▶ [What you need to do]: Could you extract every entry below and reproduce it exactly?

>> Begin

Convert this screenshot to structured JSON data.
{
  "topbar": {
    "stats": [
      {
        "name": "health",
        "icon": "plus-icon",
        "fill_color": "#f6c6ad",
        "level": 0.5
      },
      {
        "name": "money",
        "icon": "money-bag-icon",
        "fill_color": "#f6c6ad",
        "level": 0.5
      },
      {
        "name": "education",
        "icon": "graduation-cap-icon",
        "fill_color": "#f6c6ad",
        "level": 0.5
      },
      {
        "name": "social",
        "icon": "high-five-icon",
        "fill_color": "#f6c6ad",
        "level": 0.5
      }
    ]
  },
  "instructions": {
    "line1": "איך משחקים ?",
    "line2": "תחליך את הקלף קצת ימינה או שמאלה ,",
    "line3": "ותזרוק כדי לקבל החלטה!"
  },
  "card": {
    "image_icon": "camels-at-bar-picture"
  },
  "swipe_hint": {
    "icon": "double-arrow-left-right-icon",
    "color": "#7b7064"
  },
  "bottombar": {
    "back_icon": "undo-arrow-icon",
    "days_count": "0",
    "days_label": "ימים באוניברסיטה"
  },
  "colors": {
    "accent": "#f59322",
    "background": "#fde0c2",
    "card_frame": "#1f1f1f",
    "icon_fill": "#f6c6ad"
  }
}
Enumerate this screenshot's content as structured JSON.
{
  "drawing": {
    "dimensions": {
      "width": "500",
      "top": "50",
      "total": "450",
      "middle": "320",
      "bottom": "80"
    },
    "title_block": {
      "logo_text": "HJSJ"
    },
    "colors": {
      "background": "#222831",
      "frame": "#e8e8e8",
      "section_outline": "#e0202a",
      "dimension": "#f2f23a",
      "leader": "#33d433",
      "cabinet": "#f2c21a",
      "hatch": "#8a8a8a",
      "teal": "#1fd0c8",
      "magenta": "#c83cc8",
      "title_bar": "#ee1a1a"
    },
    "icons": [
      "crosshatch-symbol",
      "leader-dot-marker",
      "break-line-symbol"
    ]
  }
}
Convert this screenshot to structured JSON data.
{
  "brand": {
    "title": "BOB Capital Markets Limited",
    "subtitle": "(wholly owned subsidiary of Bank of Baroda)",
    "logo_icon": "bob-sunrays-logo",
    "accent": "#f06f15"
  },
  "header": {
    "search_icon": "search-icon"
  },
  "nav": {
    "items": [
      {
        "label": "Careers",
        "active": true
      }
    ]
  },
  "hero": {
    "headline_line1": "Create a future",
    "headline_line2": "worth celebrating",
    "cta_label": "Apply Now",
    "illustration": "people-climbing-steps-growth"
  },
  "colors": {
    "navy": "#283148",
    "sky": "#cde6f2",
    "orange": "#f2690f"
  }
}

>> End

▶ [Reply]:
Convert this screenshot to structured JSON data.
{
  "topbar": {
    "stats": [
      {
        "name": "health",
        "icon": "plus-icon",
        "fill_color": "#f6c6ad",
        "level": 0.5
      },
      {
        "name": "money",
        "icon": "money-bag-icon",
        "fill_color": "#f6c6ad",
        "level": 0.5
      },
      {
        "name": "education",
        "icon": "graduation-cap-icon",
        "fill_color": "#f6c6ad",
        "level": 0.5
      },
      {
        "name": "social",
        "icon": "high-five-icon",
        "fill_color": "#f6c6ad",
        "level": 0.5
      }
    ]
  },
  "instructions": {
    "line1": "איך משחקים ?",
    "line2": "תחליך את הקלף קצת ימינה או שמאלה ,",
    "line3": "ותזרוק כדי לקבל החלטה!"
  },
  "card": {
    "image_icon": "camels-at-bar-picture"
  },
  "swipe_hint": {
    "icon": "double-arrow-left-right-icon",
    "color": "#7b7064"
  },
  "bottombar": {
    "back_icon": "undo-arrow-icon",
    "days_count": "0",
    "days_label": "ימים באוניברסיטה"
  },
  "colors": {
    "accent": "#f59322",
    "background": "#fde0c2",
    "card_frame": "#1f1f1f",
    "icon_fill": "#f6c6ad"
  }
}
Enumerate this screenshot's content as structured JSON.
{
  "drawing": {
    "dimensions": {
      "width": "500",
      "top": "50",
      "total": "450",
      "middle": "320",
      "bottom": "80"
    },
    "title_block": {
      "logo_text": "HJSJ"
    },
    "colors": {
      "background": "#222831",
      "frame": "#e8e8e8",
      "section_outline": "#e0202a",
      "dimension": "#f2f23a",
      "leader": "#33d433",
      "cabinet": "#f2c21a",
      "hatch": "#8a8a8a",
      "teal": "#1fd0c8",
      "magenta": "#c83cc8",
      "title_bar": "#ee1a1a"
    },
    "icons": [
      "crosshatch-symbol",
      "leader-dot-marker",
      "break-line-symbol"
    ]
  }
}
Convert this screenshot to structured JSON data.
{
  "brand": {
    "title": "BOB Capital Markets Limited",
    "subtitle": "(wholly owned subsidiary of Bank of Baroda)",
    "logo_icon": "bob-sunrays-logo",
    "accent": "#f06f15"
  },
  "header": {
    "search_icon": "search-icon"
  },
  "nav": {
    "items": [
      {
        "label": "Careers",
        "active": true
      }
    ]
  },
  "hero": {
    "headline_line1": "Create a future",
    "headline_line2": "worth celebrating",
    "cta_label": "Apply Now",
    "illustration": "people-climbing-steps-growth"
  },
  "colors": {
    "navy": "#283148",
    "sky": "#cde6f2",
    "orange": "#f2690f"
  }
}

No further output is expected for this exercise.